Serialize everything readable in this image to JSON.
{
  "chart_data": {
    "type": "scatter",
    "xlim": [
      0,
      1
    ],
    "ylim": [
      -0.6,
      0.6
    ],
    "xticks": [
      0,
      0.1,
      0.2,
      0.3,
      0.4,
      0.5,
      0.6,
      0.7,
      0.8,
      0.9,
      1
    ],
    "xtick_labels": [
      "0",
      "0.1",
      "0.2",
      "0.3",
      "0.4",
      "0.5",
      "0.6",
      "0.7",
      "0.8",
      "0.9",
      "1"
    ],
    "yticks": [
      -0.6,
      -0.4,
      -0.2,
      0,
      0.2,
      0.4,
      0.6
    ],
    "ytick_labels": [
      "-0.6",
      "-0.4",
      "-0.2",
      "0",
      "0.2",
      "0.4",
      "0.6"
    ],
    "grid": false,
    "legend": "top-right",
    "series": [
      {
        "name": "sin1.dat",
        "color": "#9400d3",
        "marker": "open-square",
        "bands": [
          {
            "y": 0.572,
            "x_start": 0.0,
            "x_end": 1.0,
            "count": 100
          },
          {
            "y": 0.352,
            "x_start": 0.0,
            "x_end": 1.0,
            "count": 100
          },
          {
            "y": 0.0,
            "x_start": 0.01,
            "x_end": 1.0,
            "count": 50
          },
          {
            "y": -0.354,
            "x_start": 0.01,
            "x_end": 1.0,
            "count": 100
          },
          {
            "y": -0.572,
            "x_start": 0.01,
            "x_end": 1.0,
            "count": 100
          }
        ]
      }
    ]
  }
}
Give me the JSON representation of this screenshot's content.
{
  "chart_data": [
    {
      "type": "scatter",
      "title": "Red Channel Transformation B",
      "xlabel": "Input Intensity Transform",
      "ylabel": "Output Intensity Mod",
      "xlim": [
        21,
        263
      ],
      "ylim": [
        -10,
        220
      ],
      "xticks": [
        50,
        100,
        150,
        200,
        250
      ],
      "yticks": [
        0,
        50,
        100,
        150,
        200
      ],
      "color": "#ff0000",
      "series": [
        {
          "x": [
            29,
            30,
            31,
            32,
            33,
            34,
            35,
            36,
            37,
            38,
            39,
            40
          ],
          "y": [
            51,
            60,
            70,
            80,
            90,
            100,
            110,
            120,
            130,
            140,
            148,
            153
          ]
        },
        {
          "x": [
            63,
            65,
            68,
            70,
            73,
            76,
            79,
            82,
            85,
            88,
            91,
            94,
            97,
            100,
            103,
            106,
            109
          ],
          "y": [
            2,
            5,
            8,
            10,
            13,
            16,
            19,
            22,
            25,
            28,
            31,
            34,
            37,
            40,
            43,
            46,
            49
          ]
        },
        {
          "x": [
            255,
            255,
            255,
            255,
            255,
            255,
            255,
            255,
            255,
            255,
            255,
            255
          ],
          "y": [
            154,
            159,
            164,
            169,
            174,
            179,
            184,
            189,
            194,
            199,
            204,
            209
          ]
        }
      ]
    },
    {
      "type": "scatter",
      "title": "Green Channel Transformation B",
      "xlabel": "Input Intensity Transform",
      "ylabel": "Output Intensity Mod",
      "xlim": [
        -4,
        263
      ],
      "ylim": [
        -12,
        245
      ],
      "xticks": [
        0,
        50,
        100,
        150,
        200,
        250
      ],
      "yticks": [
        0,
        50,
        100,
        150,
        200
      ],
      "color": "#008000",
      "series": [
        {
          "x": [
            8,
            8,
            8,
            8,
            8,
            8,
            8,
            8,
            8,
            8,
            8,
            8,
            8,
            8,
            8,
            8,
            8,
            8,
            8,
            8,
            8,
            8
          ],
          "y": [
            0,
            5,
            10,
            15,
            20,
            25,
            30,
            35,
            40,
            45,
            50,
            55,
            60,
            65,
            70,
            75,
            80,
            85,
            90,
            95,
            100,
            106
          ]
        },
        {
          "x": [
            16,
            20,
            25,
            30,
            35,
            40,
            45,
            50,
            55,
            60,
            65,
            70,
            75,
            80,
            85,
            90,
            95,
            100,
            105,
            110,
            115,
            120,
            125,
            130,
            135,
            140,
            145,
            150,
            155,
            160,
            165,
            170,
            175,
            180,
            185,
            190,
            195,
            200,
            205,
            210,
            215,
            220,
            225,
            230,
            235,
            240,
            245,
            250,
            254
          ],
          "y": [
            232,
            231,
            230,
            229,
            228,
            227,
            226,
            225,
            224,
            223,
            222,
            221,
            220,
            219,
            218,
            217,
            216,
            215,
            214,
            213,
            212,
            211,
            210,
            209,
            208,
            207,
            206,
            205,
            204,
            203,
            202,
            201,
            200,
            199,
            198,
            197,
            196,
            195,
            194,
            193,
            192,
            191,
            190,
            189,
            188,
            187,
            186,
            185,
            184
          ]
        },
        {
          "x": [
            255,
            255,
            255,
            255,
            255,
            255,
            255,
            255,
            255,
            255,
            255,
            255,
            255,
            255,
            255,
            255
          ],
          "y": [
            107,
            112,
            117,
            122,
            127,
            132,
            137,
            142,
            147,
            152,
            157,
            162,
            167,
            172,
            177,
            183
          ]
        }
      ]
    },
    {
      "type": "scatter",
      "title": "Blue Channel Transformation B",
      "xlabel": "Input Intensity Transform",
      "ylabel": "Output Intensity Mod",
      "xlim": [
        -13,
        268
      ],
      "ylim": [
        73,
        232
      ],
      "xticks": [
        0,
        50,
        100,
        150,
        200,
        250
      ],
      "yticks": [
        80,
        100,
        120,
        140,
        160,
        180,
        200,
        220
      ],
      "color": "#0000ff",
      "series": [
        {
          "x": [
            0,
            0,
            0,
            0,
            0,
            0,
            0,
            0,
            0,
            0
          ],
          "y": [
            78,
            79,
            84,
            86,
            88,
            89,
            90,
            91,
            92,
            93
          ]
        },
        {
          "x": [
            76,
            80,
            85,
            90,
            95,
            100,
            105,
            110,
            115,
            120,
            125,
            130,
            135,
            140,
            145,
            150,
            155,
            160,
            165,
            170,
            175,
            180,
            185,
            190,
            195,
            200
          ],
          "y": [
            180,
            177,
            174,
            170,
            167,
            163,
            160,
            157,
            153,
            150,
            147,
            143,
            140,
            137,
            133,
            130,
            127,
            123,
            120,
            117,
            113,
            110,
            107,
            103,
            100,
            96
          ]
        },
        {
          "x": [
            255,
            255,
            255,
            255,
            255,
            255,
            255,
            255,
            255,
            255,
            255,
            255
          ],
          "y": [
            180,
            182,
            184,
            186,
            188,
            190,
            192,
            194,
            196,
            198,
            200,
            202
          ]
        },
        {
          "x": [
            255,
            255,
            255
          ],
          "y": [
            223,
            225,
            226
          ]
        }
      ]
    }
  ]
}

-- -- --

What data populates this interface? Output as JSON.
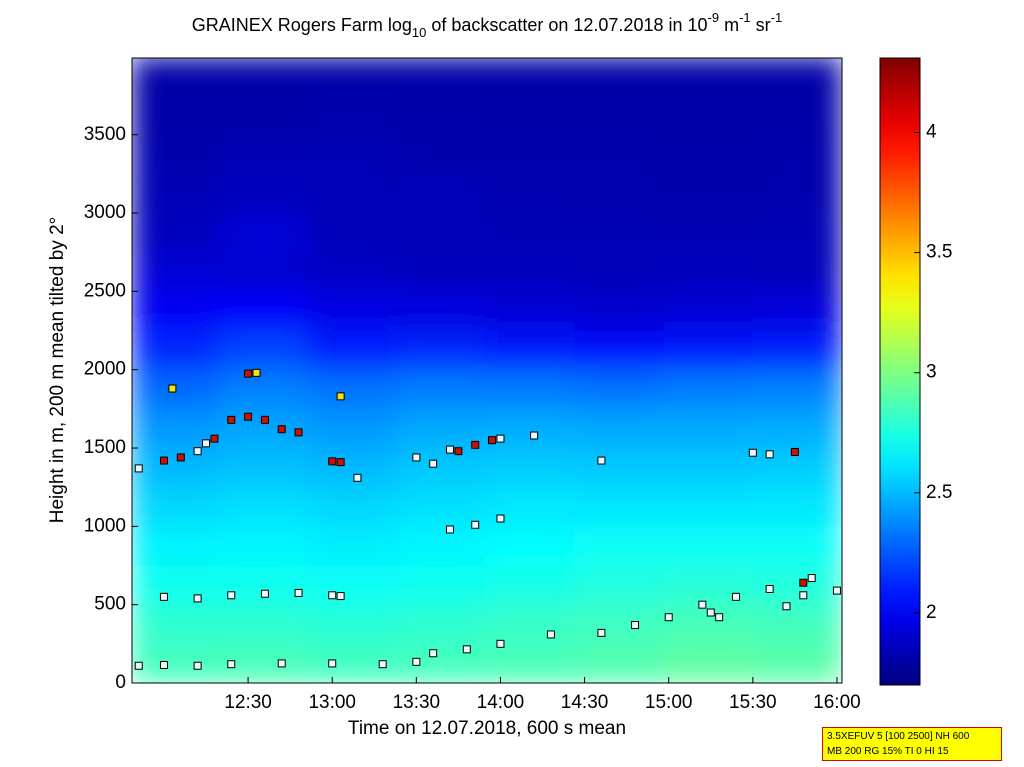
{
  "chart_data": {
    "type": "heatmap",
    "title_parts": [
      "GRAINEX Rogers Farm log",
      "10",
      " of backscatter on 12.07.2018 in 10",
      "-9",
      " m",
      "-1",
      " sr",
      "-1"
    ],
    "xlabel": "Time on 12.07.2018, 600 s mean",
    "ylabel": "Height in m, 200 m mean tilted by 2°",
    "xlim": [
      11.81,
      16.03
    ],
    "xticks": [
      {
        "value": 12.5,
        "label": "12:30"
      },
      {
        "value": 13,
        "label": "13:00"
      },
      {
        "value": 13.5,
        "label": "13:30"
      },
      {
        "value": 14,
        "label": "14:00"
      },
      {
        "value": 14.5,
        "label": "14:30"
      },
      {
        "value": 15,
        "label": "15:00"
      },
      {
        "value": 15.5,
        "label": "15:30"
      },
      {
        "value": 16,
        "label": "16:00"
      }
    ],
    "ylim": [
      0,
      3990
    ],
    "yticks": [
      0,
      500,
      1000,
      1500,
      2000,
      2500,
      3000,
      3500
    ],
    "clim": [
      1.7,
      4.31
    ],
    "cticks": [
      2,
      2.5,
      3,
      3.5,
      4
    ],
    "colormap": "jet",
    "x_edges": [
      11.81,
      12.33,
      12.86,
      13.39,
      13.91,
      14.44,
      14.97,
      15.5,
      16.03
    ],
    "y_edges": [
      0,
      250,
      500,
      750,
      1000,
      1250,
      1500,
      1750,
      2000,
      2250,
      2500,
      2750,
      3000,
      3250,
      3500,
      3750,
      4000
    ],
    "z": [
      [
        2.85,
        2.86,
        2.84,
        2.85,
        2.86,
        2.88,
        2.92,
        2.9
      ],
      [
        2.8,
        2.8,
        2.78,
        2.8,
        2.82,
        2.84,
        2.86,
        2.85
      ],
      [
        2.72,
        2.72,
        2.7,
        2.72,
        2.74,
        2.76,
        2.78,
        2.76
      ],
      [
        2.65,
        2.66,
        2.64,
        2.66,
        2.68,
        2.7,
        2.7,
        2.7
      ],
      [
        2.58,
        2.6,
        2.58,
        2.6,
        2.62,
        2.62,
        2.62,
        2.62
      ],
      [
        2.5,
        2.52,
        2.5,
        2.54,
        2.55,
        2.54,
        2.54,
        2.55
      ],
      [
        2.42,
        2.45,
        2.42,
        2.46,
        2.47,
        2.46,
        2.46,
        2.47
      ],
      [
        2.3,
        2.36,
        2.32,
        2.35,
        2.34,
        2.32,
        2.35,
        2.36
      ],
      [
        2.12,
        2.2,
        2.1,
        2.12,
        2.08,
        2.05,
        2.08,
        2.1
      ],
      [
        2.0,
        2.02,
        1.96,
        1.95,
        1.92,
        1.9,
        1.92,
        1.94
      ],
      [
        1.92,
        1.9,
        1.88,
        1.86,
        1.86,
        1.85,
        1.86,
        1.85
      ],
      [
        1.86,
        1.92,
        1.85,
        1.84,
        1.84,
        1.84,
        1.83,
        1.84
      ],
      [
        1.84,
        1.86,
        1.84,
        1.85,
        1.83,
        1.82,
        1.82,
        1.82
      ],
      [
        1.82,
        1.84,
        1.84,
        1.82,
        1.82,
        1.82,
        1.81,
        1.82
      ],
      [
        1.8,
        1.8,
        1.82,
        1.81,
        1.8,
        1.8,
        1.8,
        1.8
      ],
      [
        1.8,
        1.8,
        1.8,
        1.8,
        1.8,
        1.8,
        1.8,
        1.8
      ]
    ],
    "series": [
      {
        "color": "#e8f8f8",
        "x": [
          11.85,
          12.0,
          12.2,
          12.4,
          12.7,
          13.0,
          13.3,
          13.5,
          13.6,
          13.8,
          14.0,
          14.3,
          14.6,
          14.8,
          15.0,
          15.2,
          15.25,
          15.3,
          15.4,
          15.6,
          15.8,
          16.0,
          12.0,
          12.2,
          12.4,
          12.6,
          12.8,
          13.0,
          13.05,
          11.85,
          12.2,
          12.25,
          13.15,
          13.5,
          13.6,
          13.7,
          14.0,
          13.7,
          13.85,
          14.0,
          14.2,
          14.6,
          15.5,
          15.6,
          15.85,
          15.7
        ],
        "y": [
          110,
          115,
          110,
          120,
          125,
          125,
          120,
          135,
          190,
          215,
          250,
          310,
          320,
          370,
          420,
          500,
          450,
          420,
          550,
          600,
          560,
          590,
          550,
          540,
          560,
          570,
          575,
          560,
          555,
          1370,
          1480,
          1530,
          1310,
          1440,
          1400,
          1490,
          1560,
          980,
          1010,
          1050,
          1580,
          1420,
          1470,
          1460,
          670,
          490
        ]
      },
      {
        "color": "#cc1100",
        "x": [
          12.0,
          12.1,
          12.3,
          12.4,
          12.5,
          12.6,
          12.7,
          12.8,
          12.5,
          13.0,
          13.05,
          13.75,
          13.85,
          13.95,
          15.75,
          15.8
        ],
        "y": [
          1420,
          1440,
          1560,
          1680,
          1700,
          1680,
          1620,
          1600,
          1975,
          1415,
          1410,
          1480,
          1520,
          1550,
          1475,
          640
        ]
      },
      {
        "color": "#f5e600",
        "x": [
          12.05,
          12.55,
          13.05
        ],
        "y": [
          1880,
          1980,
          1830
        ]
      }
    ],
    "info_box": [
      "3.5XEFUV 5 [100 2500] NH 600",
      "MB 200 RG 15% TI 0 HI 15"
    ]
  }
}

-- -- --

Work instructions: Your answer should be only a number: how many lines of the data above contain the string "mean"?

Full output: 2